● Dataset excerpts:
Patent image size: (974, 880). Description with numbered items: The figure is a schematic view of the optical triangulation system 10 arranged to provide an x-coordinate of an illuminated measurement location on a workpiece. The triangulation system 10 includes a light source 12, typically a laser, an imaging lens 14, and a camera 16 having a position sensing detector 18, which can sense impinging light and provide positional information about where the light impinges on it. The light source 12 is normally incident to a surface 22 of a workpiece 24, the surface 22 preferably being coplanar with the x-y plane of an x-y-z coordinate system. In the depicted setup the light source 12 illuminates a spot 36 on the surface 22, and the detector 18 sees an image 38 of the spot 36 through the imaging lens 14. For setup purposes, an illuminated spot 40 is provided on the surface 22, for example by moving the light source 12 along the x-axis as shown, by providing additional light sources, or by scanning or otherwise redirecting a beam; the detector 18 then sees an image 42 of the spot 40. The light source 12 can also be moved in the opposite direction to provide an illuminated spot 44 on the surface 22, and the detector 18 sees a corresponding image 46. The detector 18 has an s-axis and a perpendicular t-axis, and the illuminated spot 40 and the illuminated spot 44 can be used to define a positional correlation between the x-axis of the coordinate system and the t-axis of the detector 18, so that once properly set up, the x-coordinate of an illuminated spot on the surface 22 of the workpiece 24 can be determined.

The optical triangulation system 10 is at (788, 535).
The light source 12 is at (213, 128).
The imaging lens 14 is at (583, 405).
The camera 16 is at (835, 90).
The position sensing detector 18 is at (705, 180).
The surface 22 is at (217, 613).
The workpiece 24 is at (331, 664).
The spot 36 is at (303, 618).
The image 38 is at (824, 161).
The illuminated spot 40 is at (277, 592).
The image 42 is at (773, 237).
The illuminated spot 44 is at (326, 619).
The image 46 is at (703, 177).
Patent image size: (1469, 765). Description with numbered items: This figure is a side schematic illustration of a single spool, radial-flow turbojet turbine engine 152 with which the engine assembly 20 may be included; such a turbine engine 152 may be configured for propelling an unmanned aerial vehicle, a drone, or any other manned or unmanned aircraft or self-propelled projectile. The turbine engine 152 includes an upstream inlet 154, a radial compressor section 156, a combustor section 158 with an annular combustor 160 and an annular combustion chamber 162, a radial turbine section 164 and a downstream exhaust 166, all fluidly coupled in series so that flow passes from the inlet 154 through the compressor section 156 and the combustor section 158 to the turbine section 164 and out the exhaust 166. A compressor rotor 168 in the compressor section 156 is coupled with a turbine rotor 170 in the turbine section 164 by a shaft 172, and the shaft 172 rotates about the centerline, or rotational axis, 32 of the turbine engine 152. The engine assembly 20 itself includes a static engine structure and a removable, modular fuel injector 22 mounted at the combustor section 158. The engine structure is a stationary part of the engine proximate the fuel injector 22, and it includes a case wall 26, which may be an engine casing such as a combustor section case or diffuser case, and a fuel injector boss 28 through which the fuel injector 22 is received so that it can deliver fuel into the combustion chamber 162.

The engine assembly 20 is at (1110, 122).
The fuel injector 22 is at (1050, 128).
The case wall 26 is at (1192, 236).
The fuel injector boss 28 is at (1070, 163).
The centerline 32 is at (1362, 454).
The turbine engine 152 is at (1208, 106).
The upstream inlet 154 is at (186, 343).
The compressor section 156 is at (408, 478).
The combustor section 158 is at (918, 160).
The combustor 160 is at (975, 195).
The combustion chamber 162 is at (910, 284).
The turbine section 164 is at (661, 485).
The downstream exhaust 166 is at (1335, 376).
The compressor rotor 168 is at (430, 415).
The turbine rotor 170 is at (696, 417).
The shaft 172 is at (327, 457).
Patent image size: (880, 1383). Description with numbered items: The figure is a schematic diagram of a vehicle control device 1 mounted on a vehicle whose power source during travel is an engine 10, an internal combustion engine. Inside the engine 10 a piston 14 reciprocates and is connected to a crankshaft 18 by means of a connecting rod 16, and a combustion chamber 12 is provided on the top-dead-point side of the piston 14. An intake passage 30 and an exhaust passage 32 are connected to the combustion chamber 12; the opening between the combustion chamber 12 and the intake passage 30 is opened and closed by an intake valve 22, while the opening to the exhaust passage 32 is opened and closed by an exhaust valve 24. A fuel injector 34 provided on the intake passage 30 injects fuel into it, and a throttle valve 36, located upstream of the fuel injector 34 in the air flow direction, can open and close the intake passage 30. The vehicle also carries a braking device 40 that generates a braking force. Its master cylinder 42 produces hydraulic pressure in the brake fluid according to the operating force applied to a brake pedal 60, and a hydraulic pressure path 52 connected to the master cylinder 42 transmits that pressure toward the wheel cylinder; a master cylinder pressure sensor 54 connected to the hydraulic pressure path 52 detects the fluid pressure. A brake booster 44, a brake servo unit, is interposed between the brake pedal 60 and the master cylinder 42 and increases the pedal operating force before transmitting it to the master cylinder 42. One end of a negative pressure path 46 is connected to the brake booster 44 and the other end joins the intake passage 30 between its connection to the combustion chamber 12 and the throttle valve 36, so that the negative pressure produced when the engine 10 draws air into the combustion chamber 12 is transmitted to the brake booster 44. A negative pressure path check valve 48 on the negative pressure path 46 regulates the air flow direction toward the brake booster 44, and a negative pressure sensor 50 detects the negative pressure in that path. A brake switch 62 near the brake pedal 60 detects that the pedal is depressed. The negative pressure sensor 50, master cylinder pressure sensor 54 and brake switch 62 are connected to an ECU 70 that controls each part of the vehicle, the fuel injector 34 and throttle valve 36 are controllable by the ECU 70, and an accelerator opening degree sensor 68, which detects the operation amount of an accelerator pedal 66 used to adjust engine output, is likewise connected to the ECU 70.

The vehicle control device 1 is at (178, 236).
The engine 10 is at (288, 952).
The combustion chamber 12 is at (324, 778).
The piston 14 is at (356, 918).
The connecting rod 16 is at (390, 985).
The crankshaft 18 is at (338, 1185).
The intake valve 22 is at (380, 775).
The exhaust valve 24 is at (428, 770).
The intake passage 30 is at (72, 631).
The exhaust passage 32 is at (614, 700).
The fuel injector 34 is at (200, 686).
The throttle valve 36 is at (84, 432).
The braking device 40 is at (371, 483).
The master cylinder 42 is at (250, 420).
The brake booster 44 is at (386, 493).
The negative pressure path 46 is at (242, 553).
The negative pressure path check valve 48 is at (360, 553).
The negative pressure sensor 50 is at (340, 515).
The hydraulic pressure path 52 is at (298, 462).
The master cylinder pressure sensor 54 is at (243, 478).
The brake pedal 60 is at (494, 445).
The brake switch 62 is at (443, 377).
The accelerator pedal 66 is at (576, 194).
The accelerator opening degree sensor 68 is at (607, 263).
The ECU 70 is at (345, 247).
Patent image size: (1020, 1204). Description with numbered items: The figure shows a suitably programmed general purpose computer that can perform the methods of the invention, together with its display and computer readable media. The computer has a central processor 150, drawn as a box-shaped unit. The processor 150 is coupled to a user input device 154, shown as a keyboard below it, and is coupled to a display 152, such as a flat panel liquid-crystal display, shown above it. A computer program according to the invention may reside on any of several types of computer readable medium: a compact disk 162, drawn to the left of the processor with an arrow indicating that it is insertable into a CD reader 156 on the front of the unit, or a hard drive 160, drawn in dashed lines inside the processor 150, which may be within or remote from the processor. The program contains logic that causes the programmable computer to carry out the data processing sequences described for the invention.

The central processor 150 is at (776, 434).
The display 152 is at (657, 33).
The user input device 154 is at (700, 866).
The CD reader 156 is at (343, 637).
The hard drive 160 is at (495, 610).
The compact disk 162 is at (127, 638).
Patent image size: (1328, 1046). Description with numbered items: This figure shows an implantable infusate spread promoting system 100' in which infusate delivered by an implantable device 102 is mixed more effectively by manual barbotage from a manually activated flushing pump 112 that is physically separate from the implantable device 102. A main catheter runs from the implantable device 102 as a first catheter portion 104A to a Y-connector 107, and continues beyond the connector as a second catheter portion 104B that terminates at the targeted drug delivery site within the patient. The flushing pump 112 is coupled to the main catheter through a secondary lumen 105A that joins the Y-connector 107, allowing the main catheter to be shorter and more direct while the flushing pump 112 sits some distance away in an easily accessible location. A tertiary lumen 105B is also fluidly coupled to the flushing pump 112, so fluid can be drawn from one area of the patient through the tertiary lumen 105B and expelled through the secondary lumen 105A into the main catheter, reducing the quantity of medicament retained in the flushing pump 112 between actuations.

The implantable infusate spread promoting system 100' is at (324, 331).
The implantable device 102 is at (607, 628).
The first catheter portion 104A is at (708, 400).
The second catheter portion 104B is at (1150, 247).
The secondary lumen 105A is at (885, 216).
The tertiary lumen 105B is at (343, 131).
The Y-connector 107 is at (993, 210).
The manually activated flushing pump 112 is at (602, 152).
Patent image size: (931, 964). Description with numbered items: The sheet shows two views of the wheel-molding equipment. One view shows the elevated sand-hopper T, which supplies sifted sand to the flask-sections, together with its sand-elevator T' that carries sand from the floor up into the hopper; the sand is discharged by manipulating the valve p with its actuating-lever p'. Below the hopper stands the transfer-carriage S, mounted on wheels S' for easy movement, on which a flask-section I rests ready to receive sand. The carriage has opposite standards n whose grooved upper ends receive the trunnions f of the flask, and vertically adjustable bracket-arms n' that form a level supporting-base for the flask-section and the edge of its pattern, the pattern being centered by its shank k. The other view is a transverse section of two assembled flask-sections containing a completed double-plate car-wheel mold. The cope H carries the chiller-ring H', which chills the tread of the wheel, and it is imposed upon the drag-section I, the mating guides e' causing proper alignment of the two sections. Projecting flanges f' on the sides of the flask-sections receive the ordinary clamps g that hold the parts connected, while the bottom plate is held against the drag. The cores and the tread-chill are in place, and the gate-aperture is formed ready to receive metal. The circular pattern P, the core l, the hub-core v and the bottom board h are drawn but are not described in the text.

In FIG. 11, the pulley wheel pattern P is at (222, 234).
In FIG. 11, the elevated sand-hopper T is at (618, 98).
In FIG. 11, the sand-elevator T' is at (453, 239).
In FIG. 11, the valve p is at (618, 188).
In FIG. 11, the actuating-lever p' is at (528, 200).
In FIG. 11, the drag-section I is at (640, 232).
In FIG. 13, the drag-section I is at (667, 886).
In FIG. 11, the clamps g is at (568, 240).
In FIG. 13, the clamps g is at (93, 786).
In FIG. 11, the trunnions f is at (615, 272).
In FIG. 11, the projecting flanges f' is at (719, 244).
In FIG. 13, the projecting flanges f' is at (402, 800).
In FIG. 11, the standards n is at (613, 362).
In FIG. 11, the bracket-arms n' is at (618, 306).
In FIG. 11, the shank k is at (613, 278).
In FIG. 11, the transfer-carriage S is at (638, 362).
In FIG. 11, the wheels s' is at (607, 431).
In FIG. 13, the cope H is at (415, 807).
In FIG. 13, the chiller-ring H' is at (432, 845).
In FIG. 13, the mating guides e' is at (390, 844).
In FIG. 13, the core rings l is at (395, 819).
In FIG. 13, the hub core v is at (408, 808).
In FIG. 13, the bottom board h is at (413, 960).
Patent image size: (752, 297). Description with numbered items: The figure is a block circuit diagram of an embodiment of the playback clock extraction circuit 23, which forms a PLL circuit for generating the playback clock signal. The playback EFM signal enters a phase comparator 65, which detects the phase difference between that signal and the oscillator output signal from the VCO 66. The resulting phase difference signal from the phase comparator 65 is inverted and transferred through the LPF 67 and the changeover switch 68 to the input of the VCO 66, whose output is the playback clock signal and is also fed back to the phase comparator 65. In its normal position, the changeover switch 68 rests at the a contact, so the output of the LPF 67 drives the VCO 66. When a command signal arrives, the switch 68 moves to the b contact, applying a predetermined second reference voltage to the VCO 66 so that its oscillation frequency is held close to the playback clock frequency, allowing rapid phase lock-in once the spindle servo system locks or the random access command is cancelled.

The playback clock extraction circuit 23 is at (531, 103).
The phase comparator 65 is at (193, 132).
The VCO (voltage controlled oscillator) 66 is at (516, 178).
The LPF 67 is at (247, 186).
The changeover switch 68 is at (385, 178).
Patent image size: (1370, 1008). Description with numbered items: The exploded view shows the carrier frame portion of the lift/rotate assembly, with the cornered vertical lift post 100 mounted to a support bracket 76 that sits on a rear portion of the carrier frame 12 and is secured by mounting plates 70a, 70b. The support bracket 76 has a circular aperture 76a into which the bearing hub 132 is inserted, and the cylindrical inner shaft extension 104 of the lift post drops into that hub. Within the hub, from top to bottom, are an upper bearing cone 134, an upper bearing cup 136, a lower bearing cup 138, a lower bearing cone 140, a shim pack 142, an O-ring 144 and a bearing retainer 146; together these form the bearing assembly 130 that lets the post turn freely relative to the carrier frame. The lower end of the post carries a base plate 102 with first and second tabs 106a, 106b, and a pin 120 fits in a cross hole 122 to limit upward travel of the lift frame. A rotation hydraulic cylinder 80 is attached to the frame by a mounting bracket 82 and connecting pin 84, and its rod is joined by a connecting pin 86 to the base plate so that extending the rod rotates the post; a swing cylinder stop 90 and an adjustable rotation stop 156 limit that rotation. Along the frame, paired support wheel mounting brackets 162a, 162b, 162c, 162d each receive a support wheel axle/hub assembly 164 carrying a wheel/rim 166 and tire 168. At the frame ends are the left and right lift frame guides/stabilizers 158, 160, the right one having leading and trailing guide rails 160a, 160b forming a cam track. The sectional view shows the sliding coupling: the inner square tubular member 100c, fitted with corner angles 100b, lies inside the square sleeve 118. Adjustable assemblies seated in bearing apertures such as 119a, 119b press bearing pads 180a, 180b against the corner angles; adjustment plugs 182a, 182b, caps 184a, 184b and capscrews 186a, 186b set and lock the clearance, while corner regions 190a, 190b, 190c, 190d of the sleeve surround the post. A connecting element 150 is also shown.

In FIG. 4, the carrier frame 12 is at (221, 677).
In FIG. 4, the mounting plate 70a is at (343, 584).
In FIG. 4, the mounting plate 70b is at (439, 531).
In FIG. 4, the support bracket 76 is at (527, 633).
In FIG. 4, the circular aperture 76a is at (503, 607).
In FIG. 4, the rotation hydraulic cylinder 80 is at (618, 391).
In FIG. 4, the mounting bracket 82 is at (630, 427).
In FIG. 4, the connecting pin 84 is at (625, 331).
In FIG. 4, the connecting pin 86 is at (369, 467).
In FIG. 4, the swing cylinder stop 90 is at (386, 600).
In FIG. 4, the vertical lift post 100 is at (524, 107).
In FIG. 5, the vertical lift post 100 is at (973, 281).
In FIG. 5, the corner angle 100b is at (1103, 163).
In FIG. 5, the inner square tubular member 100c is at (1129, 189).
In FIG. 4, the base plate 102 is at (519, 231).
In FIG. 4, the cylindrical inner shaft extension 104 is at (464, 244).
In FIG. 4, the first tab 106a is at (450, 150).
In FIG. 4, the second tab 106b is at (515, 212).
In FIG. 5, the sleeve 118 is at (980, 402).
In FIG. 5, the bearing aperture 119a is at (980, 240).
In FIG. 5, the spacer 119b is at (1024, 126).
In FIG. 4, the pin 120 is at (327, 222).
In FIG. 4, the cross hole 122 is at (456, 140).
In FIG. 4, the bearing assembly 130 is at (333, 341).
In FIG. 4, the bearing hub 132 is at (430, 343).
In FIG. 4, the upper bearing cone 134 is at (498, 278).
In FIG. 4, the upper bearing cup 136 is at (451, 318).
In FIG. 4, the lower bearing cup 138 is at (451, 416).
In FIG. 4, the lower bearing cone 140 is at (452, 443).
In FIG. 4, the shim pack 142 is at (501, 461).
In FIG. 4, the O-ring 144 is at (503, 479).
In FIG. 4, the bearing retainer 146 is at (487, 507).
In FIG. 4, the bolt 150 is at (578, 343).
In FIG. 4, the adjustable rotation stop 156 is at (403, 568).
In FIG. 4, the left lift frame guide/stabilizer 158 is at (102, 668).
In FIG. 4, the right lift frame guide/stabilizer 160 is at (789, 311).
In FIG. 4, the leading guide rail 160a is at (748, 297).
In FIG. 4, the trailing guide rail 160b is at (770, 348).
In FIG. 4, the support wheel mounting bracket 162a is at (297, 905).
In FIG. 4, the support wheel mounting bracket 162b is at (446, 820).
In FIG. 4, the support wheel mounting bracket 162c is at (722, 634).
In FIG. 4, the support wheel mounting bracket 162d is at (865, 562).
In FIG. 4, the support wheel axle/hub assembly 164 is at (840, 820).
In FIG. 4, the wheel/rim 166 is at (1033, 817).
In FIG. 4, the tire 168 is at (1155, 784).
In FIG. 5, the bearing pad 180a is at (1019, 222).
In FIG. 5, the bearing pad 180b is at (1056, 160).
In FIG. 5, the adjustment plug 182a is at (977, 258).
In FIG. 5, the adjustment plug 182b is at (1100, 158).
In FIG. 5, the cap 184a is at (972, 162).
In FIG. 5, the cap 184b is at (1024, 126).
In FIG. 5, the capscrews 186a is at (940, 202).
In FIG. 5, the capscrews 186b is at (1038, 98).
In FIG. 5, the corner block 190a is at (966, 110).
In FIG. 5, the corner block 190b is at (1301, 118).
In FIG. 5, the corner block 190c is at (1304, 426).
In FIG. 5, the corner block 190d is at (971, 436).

● The request: From the entries above, copy out word for word everything from the line containing "Patent image size: (752, 297)." down to the line containing "The changeover switch 68 is at (385, 178).", including both of those lines.

● Task solution:
Patent image size: (752, 297). Description with numbered items: The figure is a block circuit diagram of an embodiment of the playback clock extraction circuit 23, which forms a PLL circuit for generating the playback clock signal. The playback EFM signal enters a phase comparator 65, which detects the phase difference between that signal and the oscillator output signal from the VCO 66. The resulting phase difference signal from the phase comparator 65 is inverted and transferred through the LPF 67 and the changeover switch 68 to the input of the VCO 66, whose output is the playback clock signal and is also fed back to the phase comparator 65. In its normal position, the changeover switch 68 rests at the a contact, so the output of the LPF 67 drives the VCO 66. When a command signal arrives, the switch 68 moves to the b contact, applying a predetermined second reference voltage to the VCO 66 so that its oscillation frequency is held close to the playback clock frequency, allowing rapid phase lock-in once the spindle servo system locks or the random access command is cancelled.

The playback clock extraction circuit 23 is at (531, 103).
The phase comparator 65 is at (193, 132).
The VCO (voltage controlled oscillator) 66 is at (516, 178).
The LPF 67 is at (247, 186).
The changeover switch 68 is at (385, 178).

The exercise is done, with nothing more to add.